| Provided data |
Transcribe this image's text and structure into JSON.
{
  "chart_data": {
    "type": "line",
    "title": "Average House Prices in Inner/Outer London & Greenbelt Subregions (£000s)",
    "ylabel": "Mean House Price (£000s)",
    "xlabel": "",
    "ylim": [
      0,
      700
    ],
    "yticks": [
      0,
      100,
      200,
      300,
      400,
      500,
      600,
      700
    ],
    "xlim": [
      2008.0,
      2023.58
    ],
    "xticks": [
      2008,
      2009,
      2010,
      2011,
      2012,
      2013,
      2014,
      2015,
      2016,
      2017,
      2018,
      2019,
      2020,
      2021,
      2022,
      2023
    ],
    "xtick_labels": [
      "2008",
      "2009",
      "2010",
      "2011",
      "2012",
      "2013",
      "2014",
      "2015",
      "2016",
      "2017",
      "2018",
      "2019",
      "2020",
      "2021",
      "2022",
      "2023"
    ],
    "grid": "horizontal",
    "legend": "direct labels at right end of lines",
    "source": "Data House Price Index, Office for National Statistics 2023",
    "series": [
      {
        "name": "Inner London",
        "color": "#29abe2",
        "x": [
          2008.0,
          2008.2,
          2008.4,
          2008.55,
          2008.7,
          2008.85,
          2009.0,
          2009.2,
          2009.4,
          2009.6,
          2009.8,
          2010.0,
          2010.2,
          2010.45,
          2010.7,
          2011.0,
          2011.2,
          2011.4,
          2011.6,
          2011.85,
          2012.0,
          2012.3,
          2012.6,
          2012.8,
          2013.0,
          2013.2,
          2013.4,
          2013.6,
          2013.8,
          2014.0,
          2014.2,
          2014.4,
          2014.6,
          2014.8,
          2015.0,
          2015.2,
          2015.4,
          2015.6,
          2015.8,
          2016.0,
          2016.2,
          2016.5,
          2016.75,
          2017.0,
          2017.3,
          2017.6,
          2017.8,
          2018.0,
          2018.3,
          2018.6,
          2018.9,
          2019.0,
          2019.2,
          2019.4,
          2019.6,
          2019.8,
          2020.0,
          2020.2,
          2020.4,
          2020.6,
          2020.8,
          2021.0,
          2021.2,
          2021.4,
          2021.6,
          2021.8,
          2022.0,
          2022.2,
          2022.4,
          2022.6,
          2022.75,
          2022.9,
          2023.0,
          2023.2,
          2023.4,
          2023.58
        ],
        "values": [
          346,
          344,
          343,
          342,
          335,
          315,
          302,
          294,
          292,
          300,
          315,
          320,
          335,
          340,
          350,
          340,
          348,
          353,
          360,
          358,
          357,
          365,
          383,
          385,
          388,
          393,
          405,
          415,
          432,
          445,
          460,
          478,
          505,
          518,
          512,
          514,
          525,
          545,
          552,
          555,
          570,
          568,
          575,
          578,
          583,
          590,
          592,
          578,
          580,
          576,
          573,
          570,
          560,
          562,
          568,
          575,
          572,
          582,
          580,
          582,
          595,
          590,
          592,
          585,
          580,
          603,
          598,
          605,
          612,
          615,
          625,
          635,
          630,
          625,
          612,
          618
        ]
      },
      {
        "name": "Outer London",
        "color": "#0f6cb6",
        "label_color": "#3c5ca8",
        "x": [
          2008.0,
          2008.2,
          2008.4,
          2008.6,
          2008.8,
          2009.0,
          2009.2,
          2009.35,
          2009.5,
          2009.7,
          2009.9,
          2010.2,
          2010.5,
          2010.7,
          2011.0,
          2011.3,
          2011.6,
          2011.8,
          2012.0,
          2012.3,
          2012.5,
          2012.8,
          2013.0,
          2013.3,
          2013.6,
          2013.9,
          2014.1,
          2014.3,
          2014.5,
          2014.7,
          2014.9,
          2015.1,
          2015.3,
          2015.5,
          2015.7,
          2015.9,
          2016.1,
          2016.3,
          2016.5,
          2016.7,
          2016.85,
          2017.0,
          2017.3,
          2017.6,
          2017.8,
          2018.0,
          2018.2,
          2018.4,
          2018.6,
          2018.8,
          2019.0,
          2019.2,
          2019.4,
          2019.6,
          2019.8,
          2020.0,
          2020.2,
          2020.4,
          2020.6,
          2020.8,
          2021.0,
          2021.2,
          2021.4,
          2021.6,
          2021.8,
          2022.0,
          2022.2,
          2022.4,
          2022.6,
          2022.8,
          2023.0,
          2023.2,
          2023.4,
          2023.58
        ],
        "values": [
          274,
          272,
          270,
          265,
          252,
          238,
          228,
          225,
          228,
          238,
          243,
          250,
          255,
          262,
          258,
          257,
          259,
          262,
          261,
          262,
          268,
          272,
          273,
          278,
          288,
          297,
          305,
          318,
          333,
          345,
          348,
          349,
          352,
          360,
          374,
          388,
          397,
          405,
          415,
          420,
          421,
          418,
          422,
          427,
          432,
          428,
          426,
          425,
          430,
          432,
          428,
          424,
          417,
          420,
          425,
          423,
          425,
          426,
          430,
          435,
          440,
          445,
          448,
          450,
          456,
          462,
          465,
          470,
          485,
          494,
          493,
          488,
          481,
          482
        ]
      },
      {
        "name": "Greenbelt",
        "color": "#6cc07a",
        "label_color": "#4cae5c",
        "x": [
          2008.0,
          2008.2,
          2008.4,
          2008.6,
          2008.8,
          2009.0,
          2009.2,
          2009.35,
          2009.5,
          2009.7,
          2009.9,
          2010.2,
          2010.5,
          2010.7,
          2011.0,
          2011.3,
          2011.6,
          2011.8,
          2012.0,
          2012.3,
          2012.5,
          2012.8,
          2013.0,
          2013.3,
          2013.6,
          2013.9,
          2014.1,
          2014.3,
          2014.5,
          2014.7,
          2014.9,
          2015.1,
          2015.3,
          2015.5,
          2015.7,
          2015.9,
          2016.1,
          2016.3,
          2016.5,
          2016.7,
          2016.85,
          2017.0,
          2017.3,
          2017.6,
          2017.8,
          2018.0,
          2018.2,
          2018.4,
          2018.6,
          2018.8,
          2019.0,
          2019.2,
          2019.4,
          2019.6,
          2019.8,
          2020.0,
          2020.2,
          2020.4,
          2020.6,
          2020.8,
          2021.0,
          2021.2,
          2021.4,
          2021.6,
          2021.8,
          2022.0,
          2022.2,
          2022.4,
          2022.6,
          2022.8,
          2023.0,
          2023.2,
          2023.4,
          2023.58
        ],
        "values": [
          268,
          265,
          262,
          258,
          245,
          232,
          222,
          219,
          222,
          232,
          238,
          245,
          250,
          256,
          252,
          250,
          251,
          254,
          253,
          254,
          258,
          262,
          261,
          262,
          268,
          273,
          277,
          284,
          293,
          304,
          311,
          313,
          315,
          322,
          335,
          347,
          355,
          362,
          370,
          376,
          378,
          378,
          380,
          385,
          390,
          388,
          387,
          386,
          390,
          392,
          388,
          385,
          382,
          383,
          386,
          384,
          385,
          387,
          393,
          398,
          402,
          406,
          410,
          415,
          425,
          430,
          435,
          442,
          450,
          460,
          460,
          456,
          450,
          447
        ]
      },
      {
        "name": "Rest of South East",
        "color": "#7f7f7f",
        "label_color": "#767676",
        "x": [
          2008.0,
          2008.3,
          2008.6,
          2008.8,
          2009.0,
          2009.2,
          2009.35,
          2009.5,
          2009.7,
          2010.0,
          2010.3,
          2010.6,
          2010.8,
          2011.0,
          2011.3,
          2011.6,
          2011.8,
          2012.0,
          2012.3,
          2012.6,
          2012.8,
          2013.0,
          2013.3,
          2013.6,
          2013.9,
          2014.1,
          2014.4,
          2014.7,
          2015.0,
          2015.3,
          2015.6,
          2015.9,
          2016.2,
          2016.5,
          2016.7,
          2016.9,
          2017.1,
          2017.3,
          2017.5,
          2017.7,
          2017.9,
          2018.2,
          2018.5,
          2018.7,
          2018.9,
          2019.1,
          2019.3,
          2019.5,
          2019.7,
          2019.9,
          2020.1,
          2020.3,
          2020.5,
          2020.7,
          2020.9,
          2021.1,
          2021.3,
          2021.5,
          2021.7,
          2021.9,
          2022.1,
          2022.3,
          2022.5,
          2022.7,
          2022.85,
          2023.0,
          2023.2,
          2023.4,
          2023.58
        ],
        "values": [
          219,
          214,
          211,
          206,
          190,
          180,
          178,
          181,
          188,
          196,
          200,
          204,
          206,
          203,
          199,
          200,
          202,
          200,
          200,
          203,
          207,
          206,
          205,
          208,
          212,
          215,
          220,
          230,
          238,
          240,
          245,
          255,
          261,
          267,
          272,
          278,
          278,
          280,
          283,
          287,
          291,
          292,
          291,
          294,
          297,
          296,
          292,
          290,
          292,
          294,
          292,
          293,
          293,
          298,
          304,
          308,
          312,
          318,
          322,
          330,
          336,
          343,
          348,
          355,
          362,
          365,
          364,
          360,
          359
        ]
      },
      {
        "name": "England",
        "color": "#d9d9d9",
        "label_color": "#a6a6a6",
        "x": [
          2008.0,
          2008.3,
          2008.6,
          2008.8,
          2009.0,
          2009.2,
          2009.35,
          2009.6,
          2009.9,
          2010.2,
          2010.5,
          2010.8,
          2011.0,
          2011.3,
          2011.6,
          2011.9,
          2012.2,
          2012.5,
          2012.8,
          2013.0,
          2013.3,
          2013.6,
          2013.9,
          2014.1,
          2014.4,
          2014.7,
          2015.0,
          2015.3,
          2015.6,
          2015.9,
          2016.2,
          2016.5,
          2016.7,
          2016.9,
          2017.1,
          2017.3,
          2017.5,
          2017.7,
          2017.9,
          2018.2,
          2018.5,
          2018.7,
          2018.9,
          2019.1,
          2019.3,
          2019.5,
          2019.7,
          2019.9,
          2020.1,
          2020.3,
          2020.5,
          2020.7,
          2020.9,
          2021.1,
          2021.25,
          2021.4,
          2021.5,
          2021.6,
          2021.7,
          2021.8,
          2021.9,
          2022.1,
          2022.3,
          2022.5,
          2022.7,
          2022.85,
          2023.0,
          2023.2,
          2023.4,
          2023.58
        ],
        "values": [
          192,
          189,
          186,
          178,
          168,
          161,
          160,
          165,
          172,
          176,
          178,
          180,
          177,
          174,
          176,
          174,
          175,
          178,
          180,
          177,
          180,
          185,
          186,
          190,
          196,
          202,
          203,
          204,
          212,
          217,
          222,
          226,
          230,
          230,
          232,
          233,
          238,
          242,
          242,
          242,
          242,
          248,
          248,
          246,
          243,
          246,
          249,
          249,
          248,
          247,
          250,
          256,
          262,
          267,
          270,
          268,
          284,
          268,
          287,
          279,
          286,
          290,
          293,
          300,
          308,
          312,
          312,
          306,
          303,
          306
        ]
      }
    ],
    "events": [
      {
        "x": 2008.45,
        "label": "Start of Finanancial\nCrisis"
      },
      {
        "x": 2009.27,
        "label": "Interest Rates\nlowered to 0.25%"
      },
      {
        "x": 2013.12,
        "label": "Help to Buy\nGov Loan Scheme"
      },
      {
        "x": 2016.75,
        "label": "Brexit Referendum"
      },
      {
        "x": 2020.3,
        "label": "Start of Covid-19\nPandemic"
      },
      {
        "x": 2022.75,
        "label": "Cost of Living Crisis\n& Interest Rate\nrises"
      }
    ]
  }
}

| Instructions for the task |
What is the number of lines containing "Interest"? Give that number only.

| Task solution |
2